### [Task details]
Each entry below is to be transcribed exactly.

### [Data shown]
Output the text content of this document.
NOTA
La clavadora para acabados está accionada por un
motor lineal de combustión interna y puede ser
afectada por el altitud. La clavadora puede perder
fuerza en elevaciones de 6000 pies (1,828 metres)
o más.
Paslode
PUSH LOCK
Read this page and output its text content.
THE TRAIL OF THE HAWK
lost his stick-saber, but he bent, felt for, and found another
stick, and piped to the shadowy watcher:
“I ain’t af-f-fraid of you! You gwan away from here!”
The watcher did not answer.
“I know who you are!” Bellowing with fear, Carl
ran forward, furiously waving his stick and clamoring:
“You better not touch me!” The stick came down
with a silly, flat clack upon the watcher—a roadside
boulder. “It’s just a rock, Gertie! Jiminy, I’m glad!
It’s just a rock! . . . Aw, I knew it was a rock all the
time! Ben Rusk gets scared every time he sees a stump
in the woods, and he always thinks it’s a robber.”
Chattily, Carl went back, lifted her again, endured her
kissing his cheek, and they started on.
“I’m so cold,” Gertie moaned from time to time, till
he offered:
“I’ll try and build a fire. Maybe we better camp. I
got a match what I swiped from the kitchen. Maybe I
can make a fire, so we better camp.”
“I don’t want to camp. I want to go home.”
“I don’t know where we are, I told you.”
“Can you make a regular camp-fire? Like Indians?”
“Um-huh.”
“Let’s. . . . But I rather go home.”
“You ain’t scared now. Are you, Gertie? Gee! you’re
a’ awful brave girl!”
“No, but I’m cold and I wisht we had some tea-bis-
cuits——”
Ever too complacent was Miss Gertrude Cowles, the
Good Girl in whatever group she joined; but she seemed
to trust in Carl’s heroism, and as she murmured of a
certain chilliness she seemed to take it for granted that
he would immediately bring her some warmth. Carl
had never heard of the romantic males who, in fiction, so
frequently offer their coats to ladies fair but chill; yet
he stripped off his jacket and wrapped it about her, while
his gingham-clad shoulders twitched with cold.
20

### [Solution]
Output the text content of this document.
NOTA
La clavadora para acabados está accionada por un
motor lineal de combustión interna y puede ser
afectada por el altitud. La clavadora puede perder
fuerza en elevaciones de 6000 pies (1,828 metres)
o más.
Paslode
PUSH LOCK
Read this page and output its text content.
THE TRAIL OF THE HAWK
lost his stick-saber, but he bent, felt for, and found another
stick, and piped to the shadowy watcher:
“I ain’t af-f-fraid of you! You gwan away from here!”
The watcher did not answer.
“I know who you are!” Bellowing with fear, Carl
ran forward, furiously waving his stick and clamoring:
“You better not touch me!” The stick came down
with a silly, flat clack upon the watcher—a roadside
boulder. “It’s just a rock, Gertie! Jiminy, I’m glad!
It’s just a rock! . . . Aw, I knew it was a rock all the
time! Ben Rusk gets scared every time he sees a stump
in the woods, and he always thinks it’s a robber.”
Chattily, Carl went back, lifted her again, endured her
kissing his cheek, and they started on.
“I’m so cold,” Gertie moaned from time to time, till
he offered:
“I’ll try and build a fire. Maybe we better camp. I
got a match what I swiped from the kitchen. Maybe I
can make a fire, so we better camp.”
“I don’t want to camp. I want to go home.”
“I don’t know where we are, I told you.”
“Can you make a regular camp-fire? Like Indians?”
“Um-huh.”
“Let’s. . . . But I rather go home.”
“You ain’t scared now. Are you, Gertie? Gee! you’re
a’ awful brave girl!”
“No, but I’m cold and I wisht we had some tea-bis-
cuits——”
Ever too complacent was Miss Gertrude Cowles, the
Good Girl in whatever group she joined; but she seemed
to trust in Carl’s heroism, and as she murmured of a
certain chilliness she seemed to take it for granted that
he would immediately bring her some warmth. Carl
had never heard of the romantic males who, in fiction, so
frequently offer their coats to ladies fair but chill; yet
he stripped off his jacket and wrapped it about her, while
his gingham-clad shoulders twitched with cold.
20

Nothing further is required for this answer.